AUFGABENSTELLUNG 1: Wandelst du die Auflistung vom Anfang bis einschließlich der Zeile mit „What elements are present“ in eine nummerierte Liste um, ohne Leerzeilen? Die Bilder sollen in der Antwort nicht vorkommen.

***** TEXTAUSZUG *****

Neu ist, das fällt schon beim Blick auf die Kofferraumklappe auf, die Benennung der Antriebsvariante. Während Benziner- und Dieselvarianten sich bisher noch durch ein „T“ beziehungsweise „D“, gefolgt von einer Ziffer für die Ausbaustufe voneinander unterschieden haben – beispielsweise T5 oder D5 – ist bei den Mild-Hybriden künftig alles nur noch ein „B“, unabhängig davon, ob ein Selbstzünder oder Ottomotor seinen Dienst verrichtet. Mit dem Modelljahr 2020, also ab November 2019, wird der B5 den D5-Dieselmotor ersetzen und neben dem B6-Benziner den ersten Mild-Hybrid der Baureihe darstellen.

Kern der Mild-Hybrid-Variante ist ein paralleles 48V-Bordnetz mit integriertem Startergenerator (ISG) und Lithium-Ionen-Batterie. Seine E-Maschine wandelt beim Bremsen kinetische in elektrische Energie um, die den im Heck befindlichen Akku lädt. Die dort gespeicherte Energie wird über den ISG zum Motorstart genutzt. Zudem wird in geeigneten Betriebszuständen Strom für das 12-Volt-Bordnetz produziert.

***** BEREITGESTELLTES MATERIAL *****

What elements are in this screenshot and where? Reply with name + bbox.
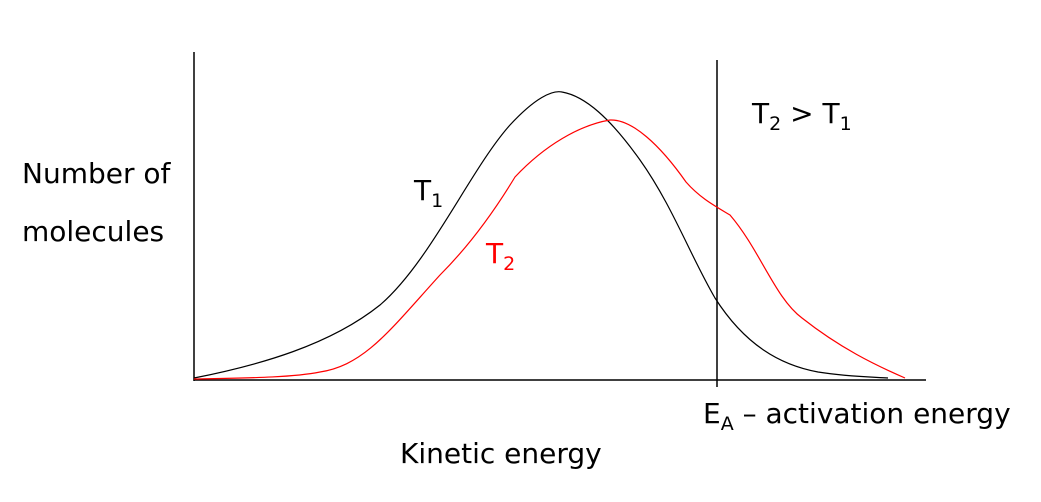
relation-operator: >: [781, 97, 823, 130]
y-axis-label-line2: molecules: [22, 215, 165, 248]
t1-subscript: 1: [431, 190, 444, 212]
ea-symbol: E: [703, 397, 721, 430]
t2-symbol: T: [486, 237, 504, 270]
t1-symbol: T: [414, 174, 432, 207]
t2-subscript: 2: [503, 253, 516, 275]
relation-right-symbol: T: [822, 97, 840, 130]
t1-curve: [193, 91, 889, 379]
relation-right-subscript: 1: [839, 113, 852, 135]
ea-text: – activation energy: [733, 397, 1011, 430]
y-axis-label-line1: Number of: [22, 157, 171, 190]
relation-left-subscript: 2: [769, 113, 782, 135]
temperature-relation-label: T2 > T1: [752, 97, 852, 134]
t1-curve-label: T1: [414, 174, 443, 211]
t2-curve: [193, 119, 906, 380]
relation-left-symbol: T: [752, 97, 770, 130]
ea-subscript: A: [720, 413, 734, 435]
x-axis-label: Kinetic energy: [400, 437, 602, 470]
activation-energy-label: EA – activation energy: [703, 397, 1011, 434]
t2-curve-label: T2: [486, 237, 515, 274]
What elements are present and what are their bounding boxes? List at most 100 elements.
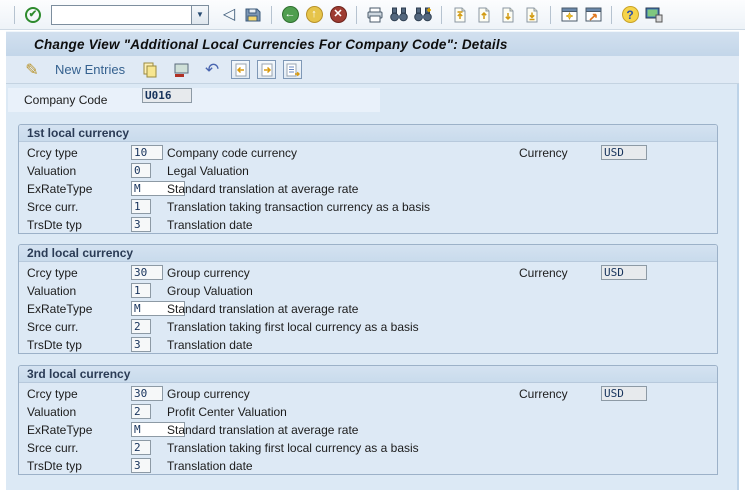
trsdte-typ-label: TrsDte typ (27, 218, 82, 232)
crcy-type-description: Company code currency (167, 146, 298, 160)
section-title: 2nd local currency (27, 246, 134, 260)
toolbar-separator (550, 5, 551, 24)
find-button[interactable] (387, 3, 411, 27)
page-down-button[interactable] (496, 3, 520, 27)
company-code-label: Company Code (24, 93, 108, 107)
section-2nd-local-currency: 2nd local currency Crcy type 30 Group cu… (18, 244, 718, 354)
undo-icon: ↶ (204, 60, 220, 79)
field-row: Valuation 1 Group Valuation (19, 283, 717, 299)
srce-curr-field[interactable]: 1 (131, 199, 151, 214)
currency-label: Currency (519, 266, 568, 280)
last-page-icon (526, 7, 538, 22)
field-row: Crcy type 10 Company code currency Curre… (19, 145, 717, 161)
exratetype-field[interactable]: M (131, 422, 185, 437)
back-nav-button[interactable]: ← (278, 3, 302, 27)
previous-entry-button[interactable] (231, 60, 251, 79)
print-button[interactable] (363, 3, 387, 27)
find-next-button[interactable] (411, 3, 435, 27)
currency-label: Currency (519, 387, 568, 401)
section-header: 1st local currency (19, 125, 717, 142)
undo-button[interactable]: ↶ (200, 58, 224, 82)
crcy-type-field[interactable]: 10 (131, 145, 163, 160)
first-page-button[interactable] (448, 3, 472, 27)
save-button[interactable] (241, 3, 265, 27)
toolbar-separator (441, 5, 442, 24)
crcy-type-field[interactable]: 30 (131, 386, 163, 401)
field-row: Srce curr. 1 Translation taking transact… (19, 199, 717, 215)
section-3rd-local-currency: 3rd local currency Crcy type 30 Group cu… (18, 365, 718, 475)
page-up-icon (478, 7, 490, 22)
exratetype-field[interactable]: M (131, 181, 185, 196)
crcy-type-label: Crcy type (27, 387, 78, 401)
srce-curr-field[interactable]: 2 (131, 319, 151, 334)
valuation-field[interactable]: 2 (131, 404, 151, 419)
crcy-type-label: Crcy type (27, 266, 78, 280)
exratetype-description: Standard translation at average rate (167, 302, 359, 316)
trsdte-typ-field[interactable]: 3 (131, 458, 151, 473)
title-bar: Change View "Additional Local Currencies… (6, 31, 739, 56)
page-up-button[interactable] (472, 3, 496, 27)
srce-curr-label: Srce curr. (27, 441, 79, 455)
exratetype-field[interactable]: M (131, 301, 185, 316)
valuation-label: Valuation (27, 405, 77, 419)
back-triangle-icon: ◁ (222, 5, 236, 23)
trsdte-typ-field[interactable]: 3 (131, 337, 151, 352)
field-row: Valuation 0 Legal Valuation (19, 163, 717, 179)
field-row: Valuation 2 Profit Center Valuation (19, 404, 717, 420)
command-field-box: ▼ (51, 4, 209, 25)
exratetype-label: ExRateType (27, 302, 93, 316)
field-row: ExRateType M Standard translation at ave… (19, 301, 717, 317)
currency-field[interactable]: USD (601, 386, 647, 401)
copy-as-button[interactable] (138, 58, 162, 82)
command-dropdown-icon[interactable]: ▼ (191, 4, 209, 25)
valuation-field[interactable]: 0 (131, 163, 151, 178)
cancel-button[interactable]: ✕ (326, 3, 350, 27)
currency-field[interactable]: USD (601, 145, 647, 160)
customize-layout-button[interactable] (642, 3, 666, 27)
find-next-icon (414, 7, 432, 22)
exit-button[interactable]: ↑ (302, 3, 326, 27)
copy-as-icon (143, 62, 157, 77)
currency-field[interactable]: USD (601, 265, 647, 280)
other-entry-button[interactable] (283, 60, 303, 79)
exratetype-label: ExRateType (27, 182, 93, 196)
field-row: Srce curr. 2 Translation taking first lo… (19, 319, 717, 335)
delete-button[interactable] (169, 58, 193, 82)
field-row: Srce curr. 2 Translation taking first lo… (19, 440, 717, 456)
new-entries-button[interactable]: New Entries (55, 62, 126, 77)
other-entry-icon (286, 63, 300, 76)
valuation-description: Legal Valuation (167, 164, 249, 178)
exit-icon: ↑ (305, 6, 323, 23)
page-down-icon (502, 7, 514, 22)
command-field[interactable] (51, 4, 191, 25)
valuation-field[interactable]: 1 (131, 283, 151, 298)
back-button[interactable]: ◁ (217, 3, 241, 27)
find-icon (390, 7, 408, 22)
srce-curr-field[interactable]: 2 (131, 440, 151, 455)
next-entry-button[interactable] (257, 60, 277, 79)
srce-curr-description: Translation taking first local currency … (167, 441, 419, 455)
create-shortcut-button[interactable] (581, 3, 605, 27)
display-change-button[interactable]: ✎ (20, 58, 44, 82)
field-row: Crcy type 30 Group currency Currency USD (19, 386, 717, 402)
exratetype-label: ExRateType (27, 423, 93, 437)
new-session-button[interactable] (557, 3, 581, 27)
crcy-type-field[interactable]: 30 (131, 265, 163, 280)
srce-curr-description: Translation taking first local currency … (167, 320, 419, 334)
company-code-field[interactable]: U016 (142, 88, 192, 103)
help-button[interactable]: ? (618, 3, 642, 27)
first-page-icon (454, 7, 466, 22)
field-row: Crcy type 30 Group currency Currency USD (19, 265, 717, 281)
srce-curr-description: Translation taking transaction currency … (167, 200, 431, 214)
trsdte-typ-field[interactable]: 3 (131, 217, 151, 232)
valuation-description: Profit Center Valuation (167, 405, 287, 419)
application-toolbar: ✎ New Entries ↶ (6, 56, 739, 84)
srce-curr-label: Srce curr. (27, 320, 79, 334)
field-row: TrsDte typ 3 Translation date (19, 337, 717, 353)
last-page-button[interactable] (520, 3, 544, 27)
previous-entry-icon (235, 63, 247, 76)
valuation-label: Valuation (27, 284, 77, 298)
section-1st-local-currency: 1st local currency Crcy type 10 Company … (18, 124, 718, 234)
field-row: TrsDte typ 3 Translation date (19, 217, 717, 233)
enter-button[interactable]: ✔ (21, 3, 45, 27)
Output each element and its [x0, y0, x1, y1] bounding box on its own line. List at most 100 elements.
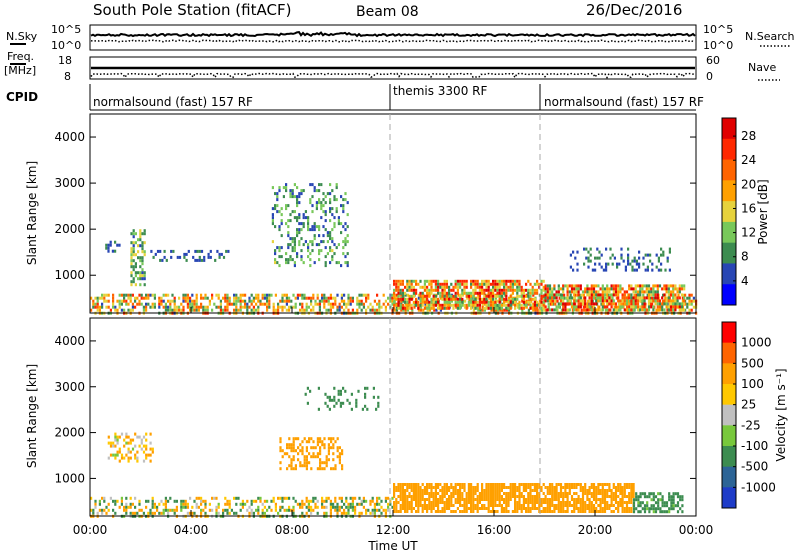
heatmap-cell — [437, 291, 440, 295]
heatmap-cell — [601, 510, 604, 513]
heatmap-cell — [621, 507, 624, 510]
x-tick-label: 00:00 — [73, 523, 108, 537]
heatmap-cell — [410, 495, 413, 498]
heatmap-cell — [669, 290, 673, 294]
heatmap-cell — [456, 492, 459, 495]
heatmap-cell — [189, 496, 192, 500]
heatmap-cell — [661, 305, 664, 309]
heatmap-cell — [496, 495, 499, 498]
heatmap-cell — [118, 302, 121, 306]
heatmap-cell — [319, 461, 322, 465]
heatmap-cell — [569, 293, 572, 297]
heatmap-cell — [184, 502, 187, 506]
heatmap-cell — [595, 293, 598, 297]
heatmap-cell — [301, 296, 304, 300]
heatmap-cell — [459, 489, 462, 492]
heatmap-cell — [599, 489, 602, 492]
heatmap-cell — [294, 302, 297, 306]
heatmap-cell — [665, 284, 668, 288]
heatmap-cell — [333, 216, 336, 220]
heatmap-cell — [208, 508, 211, 512]
heatmap-cell — [518, 282, 521, 286]
heatmap-cell — [581, 290, 585, 294]
heatmap-cell — [605, 268, 608, 272]
heatmap-cell — [198, 258, 201, 262]
heatmap-cell — [557, 501, 560, 504]
heatmap-cell — [628, 308, 631, 312]
heatmap-cell — [467, 489, 470, 492]
heatmap-cell — [130, 247, 133, 251]
heatmap-cell — [459, 294, 462, 298]
heatmap-cell — [568, 489, 571, 492]
freq-tick-bottom: 8 — [64, 70, 71, 83]
heatmap-cell — [476, 489, 479, 492]
heatmap-cell — [483, 288, 486, 292]
heatmap-cell — [331, 240, 334, 244]
heatmap-cell — [120, 432, 124, 436]
heatmap-cell — [290, 299, 293, 303]
heatmap-cell — [340, 264, 343, 268]
heatmap-cell — [518, 492, 521, 495]
heatmap-cell — [606, 287, 609, 291]
heatmap-cell — [182, 296, 185, 300]
heatmap-cell — [529, 483, 532, 486]
heatmap-cell — [544, 507, 547, 510]
heatmap-cell — [417, 498, 420, 501]
heatmap-cell — [481, 302, 484, 306]
heatmap-cell — [415, 504, 418, 507]
heatmap-cell — [612, 483, 615, 486]
heatmap-cell — [434, 492, 437, 495]
heatmap-cell — [321, 502, 324, 506]
heatmap-cell — [312, 305, 315, 309]
heatmap-cell — [636, 302, 640, 306]
heatmap-cell — [548, 498, 552, 501]
heatmap-cell — [496, 486, 499, 489]
heatmap-cell — [531, 285, 534, 289]
heatmap-cell — [313, 228, 316, 232]
heatmap-cell — [393, 501, 396, 504]
heatmap-cell — [546, 287, 549, 291]
heatmap-cell — [625, 486, 629, 489]
heatmap-cell — [315, 207, 318, 211]
heatmap-cell — [335, 401, 338, 405]
heatmap-cell — [494, 492, 497, 495]
heatmap-cell — [305, 446, 308, 450]
heatmap-cell — [395, 297, 398, 301]
heatmap-cell — [428, 501, 431, 504]
heatmap-cell — [600, 253, 603, 257]
heatmap-cell — [412, 285, 415, 289]
power-ylabel: Slant Range [km] — [25, 161, 39, 265]
heatmap-cell — [116, 435, 119, 439]
heatmap-cell — [620, 256, 623, 260]
heatmap-cell — [266, 508, 269, 512]
heatmap-cell — [278, 255, 281, 259]
heatmap-cell — [332, 305, 335, 309]
heatmap-cell — [423, 492, 426, 495]
heatmap-cell — [401, 504, 404, 507]
heatmap-cell — [663, 302, 666, 306]
heatmap-cell — [127, 435, 130, 439]
heatmap-cell — [149, 432, 152, 436]
heatmap-cell — [303, 458, 306, 462]
heatmap-cell — [557, 293, 560, 297]
heatmap-cell — [107, 243, 110, 247]
heatmap-cell — [478, 492, 481, 495]
heatmap-cell — [162, 305, 165, 309]
heatmap-cell — [590, 287, 593, 291]
heatmap-cell — [193, 308, 196, 312]
heatmap-cell — [324, 210, 327, 214]
heatmap-cell — [329, 201, 332, 205]
heatmap-cell — [628, 296, 631, 300]
heatmap-cell — [105, 299, 108, 303]
heatmap-cell — [496, 498, 499, 501]
heatmap-cell — [474, 489, 477, 492]
heatmap-cell — [489, 504, 492, 507]
heatmap-cell — [423, 486, 426, 489]
heatmap-cell — [279, 467, 282, 471]
heatmap-cell — [334, 464, 337, 468]
heatmap-cell — [143, 271, 146, 275]
heatmap-cell — [244, 305, 247, 309]
heatmap-cell — [452, 303, 455, 307]
heatmap-cell — [681, 299, 684, 303]
heatmap-cell — [562, 305, 565, 309]
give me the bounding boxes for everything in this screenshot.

*****

AUFGABENSTELLUNG 2: Warum lässt sich laut dem Textauszug zum Mild-Hybrid an der Kofferraumklappe künftig nicht mehr ablesen, ob ein Diesel oder ein Benziner eingebaut ist?

VOLLSTÄNDIGE ANTWORT 1:
1. What elements are in this screenshot and where? Reply with name + bbox.
2. relation-operator: >: [781, 97, 823, 130]
3. y-axis-label-line2: molecules: [22, 215, 165, 248]
4. t1-subscript: 1: [431, 190, 444, 212]
5. ea-symbol: E: [703, 397, 721, 430]
6. t2-symbol: T: [486, 237, 504, 270]
7. t1-symbol: T: [414, 174, 432, 207]
8. t2-subscript: 2: [503, 253, 516, 275]
9. relation-right-symbol: T: [822, 97, 840, 130]
10. t1-curve: [193, 91, 889, 379]
11. relation-right-subscript: 1: [839, 113, 852, 135]
12. ea-text: – activation energy: [733, 397, 1011, 430]
13. y-axis-label-line1: Number of: [22, 157, 171, 190]
14. relation-left-subscript: 2: [769, 113, 782, 135]
15. temperature-relation-label: T2 > T1: [752, 97, 852, 134]
16. t1-curve-label: T1: [414, 174, 443, 211]
17. t2-curve: [193, 119, 906, 380]
18. relation-left-symbol: T: [752, 97, 770, 130]
19. ea-subscript: A: [720, 413, 734, 435]
20. x-axis-label: Kinetic energy: [400, 437, 602, 470]
21. activation-energy-label: EA – activation energy: [703, 397, 1011, 434]
22. t2-curve-label: T2: [486, 237, 515, 274]
23. What elements are present and what are their bounding boxes? List at most 100 elements.

VOLLSTÄNDIGE ANTWORT 2: Bisher trugen Benziner ein „T“ und Diesel ein „D“, jeweils gefolgt von einer Ziffer für die Ausbaustufe. Bei den Mild-Hybriden steht künftig nur noch ein „B“, unabhängig davon, ob ein Selbstzünder oder ein Ottomotor seinen Dienst verrichtet.